The PL-based data mover consists of DATAMOVER kernels. It moves a data pattern into the AI Engine array using a streaming interface. The final FIR output from the AI Engine array is moved back into the datamover kernel by way of a streaming interface and is checked for errors. The AI Engine array interface with the datamover kernel uses an AXI4-Stream interface. Some additional details regarding the data mover kernels include:

DATAMOVER

  • The data width is 128-bit.
  • The frequency is 300 MHz.

Software Design Details

The software design in the FIR Filter HLS implementation consists of the following sections:

PL Kernels

PL Kernels

For the HLS implementation of this design, the data mover kernel and the FIR filter chain are all implmented in HLS.

fir_hls (fir_hls.cpp)

The fir_filter kernel consists of a single AXI-stream input and AXI-stream output. The kernel makes use of the FIR Compiler IP, the same one that can be instantiated as an IP in Vivado tools. In HLS, it is instantiated as an object in the HLS code, and then cascaded together into a chain by the design.
****
* _WRITTEN TASK 1_: In the FIR filter passage, what frequency do the DATAMOVER kernels run at?
* _WRITTEN TASK 2_: Name every term in the FIR filter passage that contains an underscore.
* _WRITTEN TASK 3_: Please output the part of the FIR filter passage starting at "Software Design Details" and ending at "implmented in HLS.".
The data after this point has no connection to the FIR filter passage.
****
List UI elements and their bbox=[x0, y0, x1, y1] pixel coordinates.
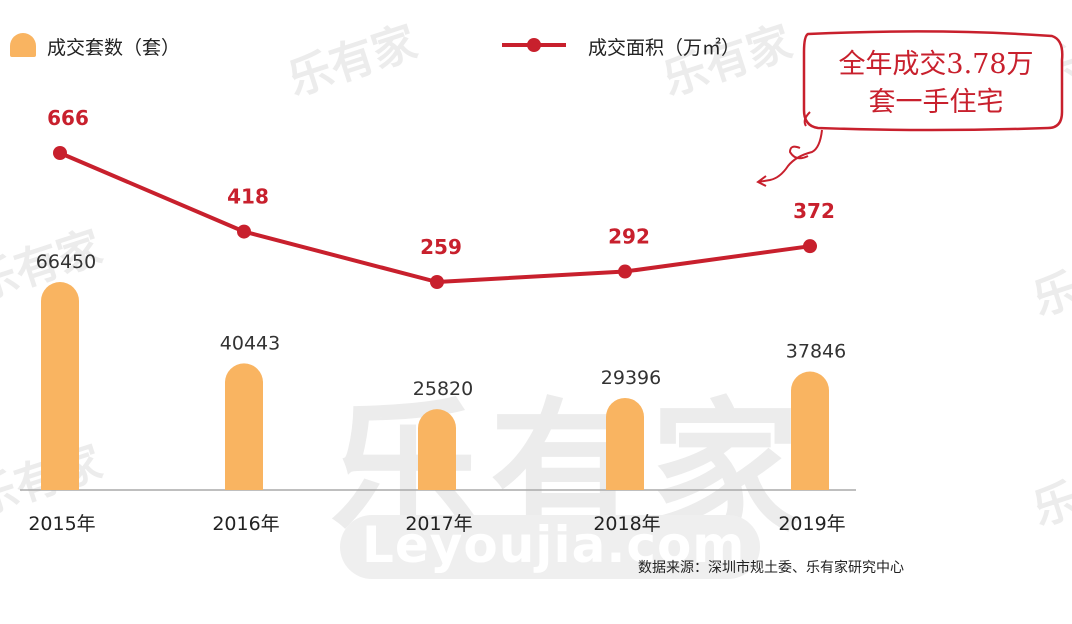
callout-bubble-inner-stroke bbox=[803, 111, 811, 127]
legend-bar-label: 成交套数（套） bbox=[47, 37, 181, 59]
x-tick-label: 2017年 bbox=[405, 513, 472, 535]
line-value-label: 372 bbox=[793, 199, 835, 223]
bar-value-label: 66450 bbox=[36, 251, 96, 273]
callout-line-2: 套一手住宅 bbox=[868, 87, 1004, 118]
watermark-url: Leyoujia.com bbox=[362, 516, 746, 574]
x-tick-label: 2016年 bbox=[212, 513, 279, 535]
line-value-labels: 666 418 259 292 372 bbox=[47, 106, 835, 259]
callout-line-1: 全年成交3.78万 bbox=[838, 49, 1034, 80]
line-value-label: 666 bbox=[47, 106, 89, 130]
line-series bbox=[53, 146, 817, 289]
legend-line-marker bbox=[527, 38, 541, 52]
bar bbox=[791, 371, 829, 490]
legend-bar-swatch bbox=[10, 33, 36, 57]
callout-bubble bbox=[802, 30, 1064, 132]
bar bbox=[41, 282, 79, 490]
line-value-label: 259 bbox=[420, 235, 462, 259]
line-point bbox=[803, 239, 817, 254]
bar-value-label: 37846 bbox=[786, 341, 846, 363]
line-path bbox=[59, 151, 811, 284]
line-point bbox=[430, 275, 444, 289]
bar-value-labels: 66450 40443 25820 29396 37846 bbox=[36, 251, 846, 400]
bar-value-label: 29396 bbox=[601, 367, 661, 389]
callout-text: 全年成交3.78万 套一手住宅 bbox=[822, 46, 1050, 122]
bar bbox=[225, 363, 263, 490]
line-value-label: 418 bbox=[227, 185, 269, 209]
source-note: 数据来源：深圳市规土委、乐有家研究中心 bbox=[638, 560, 904, 576]
line-value-label: 292 bbox=[608, 225, 650, 249]
bar bbox=[606, 397, 644, 490]
x-tick-labels: 2015年 2016年 2017年 2018年 2019年 bbox=[28, 513, 845, 535]
x-tick-label: 2018年 bbox=[593, 513, 660, 535]
x-tick-label: 2019年 bbox=[778, 513, 845, 535]
bar-series bbox=[41, 282, 829, 490]
bar bbox=[418, 409, 456, 490]
legend-line-label: 成交面积（万㎡） bbox=[588, 37, 741, 59]
x-tick-label: 2015年 bbox=[28, 513, 95, 535]
watermark-pill bbox=[340, 515, 760, 579]
line-point bbox=[53, 146, 67, 160]
bar-value-label: 25820 bbox=[413, 378, 473, 400]
callout-pointer bbox=[756, 129, 823, 187]
line-point bbox=[618, 264, 632, 279]
bar-value-label: 40443 bbox=[220, 332, 280, 354]
line-point bbox=[237, 224, 251, 239]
****
* _WRITTEN REPLY 1_: 300 MHz

* _WRITTEN REPLY 2_: fir_hls, fir_hls.cpp, fir_filter

* _WRITTEN REPLY 3_:
Software Design Details

The software design in the FIR Filter HLS implementation consists of the following sections:

PL Kernels

PL Kernels

For the HLS implementation of this design, the data mover kernel and the FIR filter chain are all implmented in HLS.